◆ WORK TO DO
Transcribe the material verbatim in full; the pictures do not belong in the copy.

══ SUPPLIED MATERIAL ══

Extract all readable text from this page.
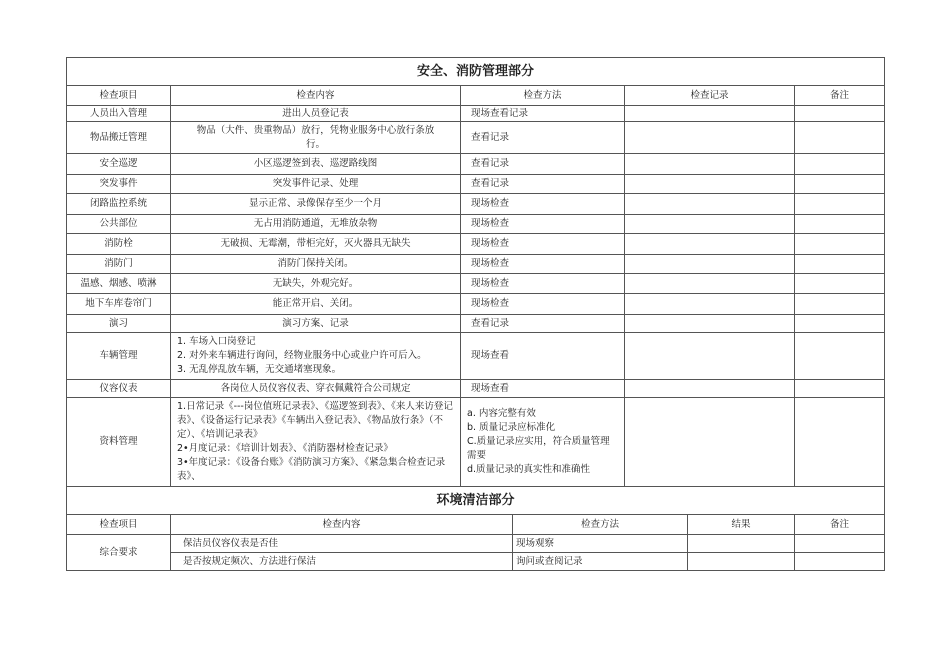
安全、消防管理部分				
检查项目	检查内容	检查方法	检查记录	备注
人员出入管理	进出人员登记表	现场查看记录		
物品搬迁管理	物品（大件、贵重物品）放行，凭物业服务中心放行条放
行。	查看记录		
安全巡逻	小区巡逻签到表、巡逻路线图	查看记录		
突发事件	突发事件记录、处理	查看记录		
闭路监控系统	显示正常、录像保存至少一个月	现场检查		
公共部位	无占用消防通道，无堆放杂物	现场检查		
消防栓	无破损、无霉潮，带柜完好，灭火器具无缺失	现场检查		
消防门	消防门保持关闭。	现场检查		
温感、烟感、喷淋	无缺失，外观完好。	现场检查		
地下车库卷帘门	能正常开启、关闭。	现场检查		
演习	演习方案、记录	查看记录		
车辆管理	1. 车场入口岗登记
2. 对外来车辆进行询问，经物业服务中心或业户许可后入。
3. 无乱停乱放车辆，无交通堵塞现象。	现场查看		
仪容仪表	各岗位人员仪容仪表、穿衣佩戴符合公司规定	现场查看		
资料管理	1.日常记录《---岗位值班记录表》、《巡逻签到表》、《来人来访登记表》、《设备运行记录表》《车辆出入登记表》、《物品放行条》（不定）、《培训记录表》
2•月度记录：《培训计划表》、《消防器材检查记录》
3•年度记录：《设备台账》《消防演习方案》、《紧急集合检查记录表》、	a. 内容完整有效
b. 质量记录应标准化
C.质量记录应实用，符合质量管理需要
d.质量记录的真实性和准确性		
环境清洁部分				
检查项目	检查内容	检查方法	结果	备注
综合要求	保洁员仪容仪表是否佳	现场观察		
	是否按规定频次、方法进行保洁	询问或查阅记录		
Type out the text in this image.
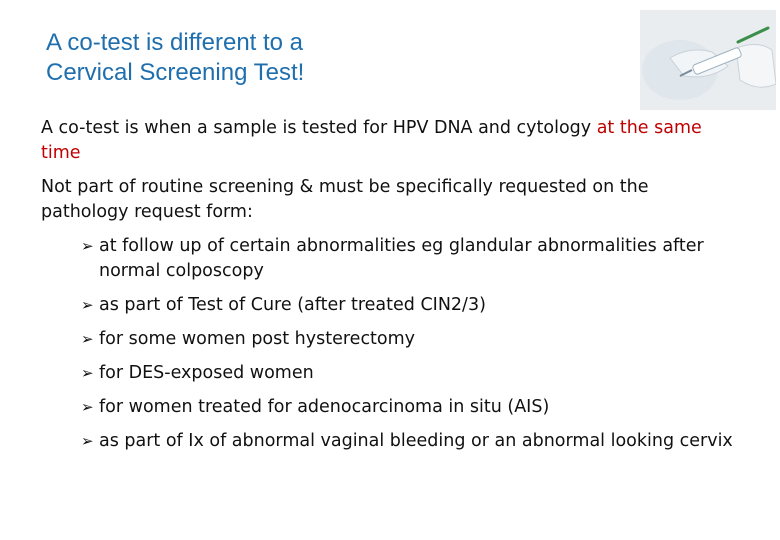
A co-test is different to a
Cervical Screening Test!

A co-test is when a sample is tested for HPV DNA and cytology at the same time

Not part of routine screening & must be specifically requested on the pathology request form:

➢ at follow up of certain abnormalities eg glandular abnormalities after normal colposcopy
➢ as part of Test of Cure (after treated CIN2/3)
➢ for some women post hysterectomy
➢ for DES-exposed women
➢ for women treated for adenocarcinoma in situ (AIS)
➢ as part of Ix of abnormal vaginal bleeding or an abnormal looking cervix
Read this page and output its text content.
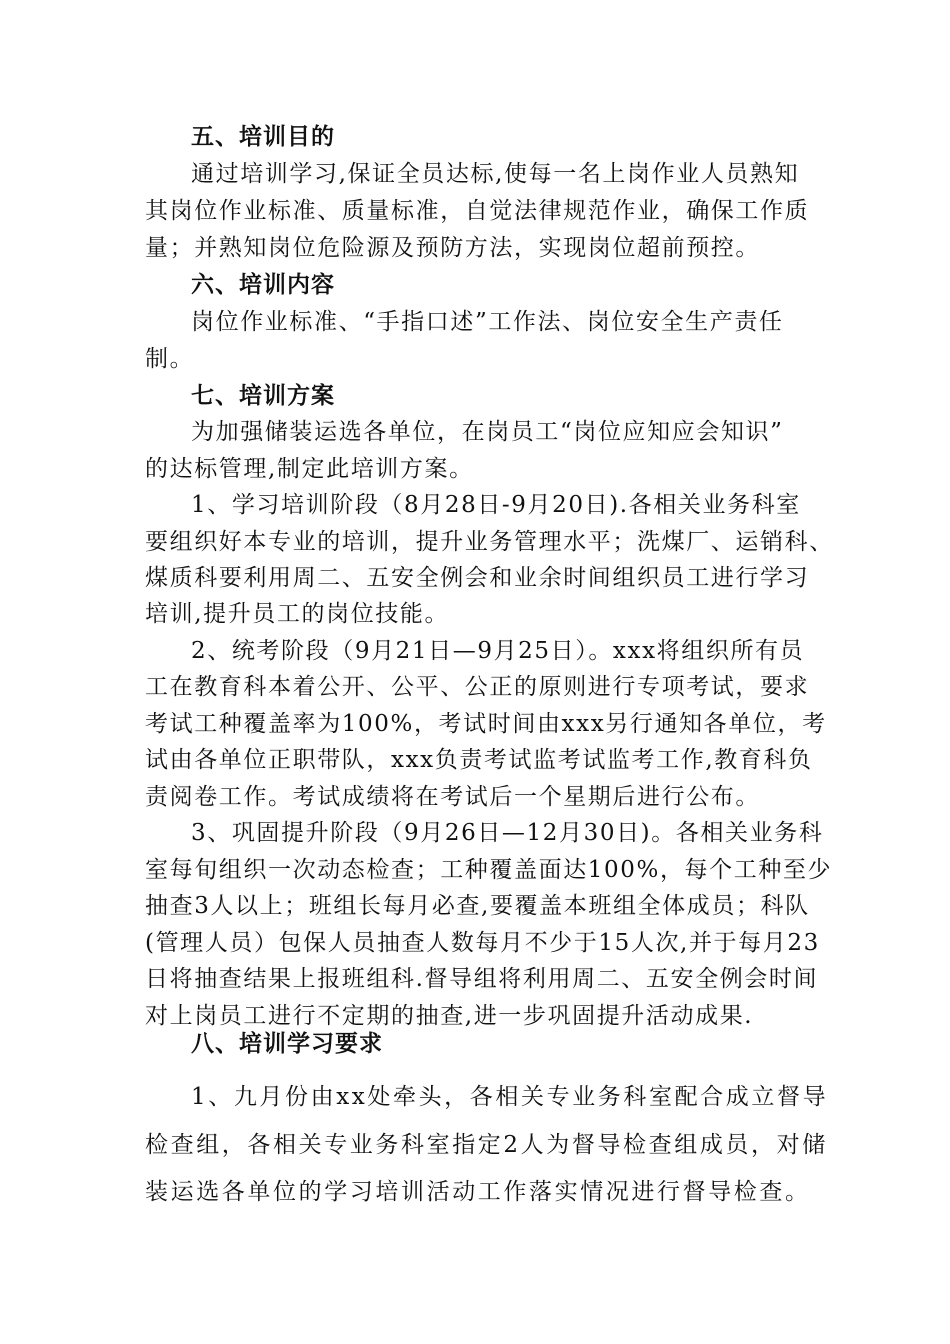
五、培训目的
通过培训学习,保证全员达标,使每一名上岗作业人员熟知
其岗位作业标准、质量标准，自觉法律规范作业，确保工作质
量；并熟知岗位危险源及预防方法，实现岗位超前预控。
六、培训内容
岗位作业标准、“手指口述”工作法、岗位安全生产责任
制。
七、培训方案
为加强储装运选各单位，在岗员工“岗位应知应会知识”
的达标管理,制定此培训方案。
1、学习培训阶段（8月28日-9月20日).各相关业务科室
要组织好本专业的培训，提升业务管理水平；洗煤厂、运销科、
煤质科要利用周二、五安全例会和业余时间组织员工进行学习
培训,提升员工的岗位技能。
2、统考阶段（9月21日—9月25日）。xxx将组织所有员
工在教育科本着公开、公平、公正的原则进行专项考试，要求
考试工种覆盖率为100%，考试时间由xxx另行通知各单位，考
试由各单位正职带队，xxx负责考试监考试监考工作,教育科负
责阅卷工作。考试成绩将在考试后一个星期后进行公布。
3、巩固提升阶段（9月26日—12月30日)。各相关业务科
室每旬组织一次动态检查；工种覆盖面达100%，每个工种至少
抽查3人以上；班组长每月必查,要覆盖本班组全体成员；科队
(管理人员）包保人员抽查人数每月不少于15人次,并于每月23
日将抽查结果上报班组科.督导组将利用周二、五安全例会时间
对上岗员工进行不定期的抽查,进一步巩固提升活动成果.
八、培训学习要求
1、九月份由xx处牵头，各相关专业务科室配合成立督导
检查组，各相关专业务科室指定2人为督导检查组成员，对储
装运选各单位的学习培训活动工作落实情况进行督导检查。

═══

◆ RESULT FOR THIS TASK
Extract all readable text from this page.
安全、消防管理部分				
检查项目	检查内容	检查方法	检查记录	备注
人员出入管理	进出人员登记表	现场查看记录		
物品搬迁管理	物品（大件、贵重物品）放行，凭物业服务中心放行条放
行。	查看记录		
安全巡逻	小区巡逻签到表、巡逻路线图	查看记录		
突发事件	突发事件记录、处理	查看记录		
闭路监控系统	显示正常、录像保存至少一个月	现场检查		
公共部位	无占用消防通道，无堆放杂物	现场检查		
消防栓	无破损、无霉潮，带柜完好，灭火器具无缺失	现场检查		
消防门	消防门保持关闭。	现场检查		
温感、烟感、喷淋	无缺失，外观完好。	现场检查		
地下车库卷帘门	能正常开启、关闭。	现场检查		
演习	演习方案、记录	查看记录		
车辆管理	1. 车场入口岗登记
2. 对外来车辆进行询问，经物业服务中心或业户许可后入。
3. 无乱停乱放车辆，无交通堵塞现象。	现场查看		
仪容仪表	各岗位人员仪容仪表、穿衣佩戴符合公司规定	现场查看		
资料管理	1.日常记录《---岗位值班记录表》、《巡逻签到表》、《来人来访登记表》、《设备运行记录表》《车辆出入登记表》、《物品放行条》（不定）、《培训记录表》
2•月度记录：《培训计划表》、《消防器材检查记录》
3•年度记录：《设备台账》《消防演习方案》、《紧急集合检查记录表》、	a. 内容完整有效
b. 质量记录应标准化
C.质量记录应实用，符合质量管理需要
d.质量记录的真实性和准确性		
环境清洁部分				
检查项目	检查内容	检查方法	结果	备注
综合要求	保洁员仪容仪表是否佳	现场观察		
	是否按规定频次、方法进行保洁	询问或查阅记录		
Type out the text in this image.
A co-test is different to a
Cervical Screening Test!

A co-test is when a sample is tested for HPV DNA and cytology at the same time

Not part of routine screening & must be specifically requested on the pathology request form:

➢ at follow up of certain abnormalities eg glandular abnormalities after normal colposcopy
➢ as part of Test of Cure (after treated CIN2/3)
➢ for some women post hysterectomy
➢ for DES-exposed women
➢ for women treated for adenocarcinoma in situ (AIS)
➢ as part of Ix of abnormal vaginal bleeding or an abnormal looking cervix
Read this page and output its text content.
五、培训目的
通过培训学习,保证全员达标,使每一名上岗作业人员熟知
其岗位作业标准、质量标准，自觉法律规范作业，确保工作质
量；并熟知岗位危险源及预防方法，实现岗位超前预控。
六、培训内容
岗位作业标准、“手指口述”工作法、岗位安全生产责任
制。
七、培训方案
为加强储装运选各单位，在岗员工“岗位应知应会知识”
的达标管理,制定此培训方案。
1、学习培训阶段（8月28日-9月20日).各相关业务科室
要组织好本专业的培训，提升业务管理水平；洗煤厂、运销科、
煤质科要利用周二、五安全例会和业余时间组织员工进行学习
培训,提升员工的岗位技能。
2、统考阶段（9月21日—9月25日）。xxx将组织所有员
工在教育科本着公开、公平、公正的原则进行专项考试，要求
考试工种覆盖率为100%，考试时间由xxx另行通知各单位，考
试由各单位正职带队，xxx负责考试监考试监考工作,教育科负
责阅卷工作。考试成绩将在考试后一个星期后进行公布。
3、巩固提升阶段（9月26日—12月30日)。各相关业务科
室每旬组织一次动态检查；工种覆盖面达100%，每个工种至少
抽查3人以上；班组长每月必查,要覆盖本班组全体成员；科队
(管理人员）包保人员抽查人数每月不少于15人次,并于每月23
日将抽查结果上报班组科.督导组将利用周二、五安全例会时间
对上岗员工进行不定期的抽查,进一步巩固提升活动成果.
八、培训学习要求
1、九月份由xx处牵头，各相关专业务科室配合成立督导
检查组，各相关专业务科室指定2人为督导检查组成员，对储
装运选各单位的学习培训活动工作落实情况进行督导检查。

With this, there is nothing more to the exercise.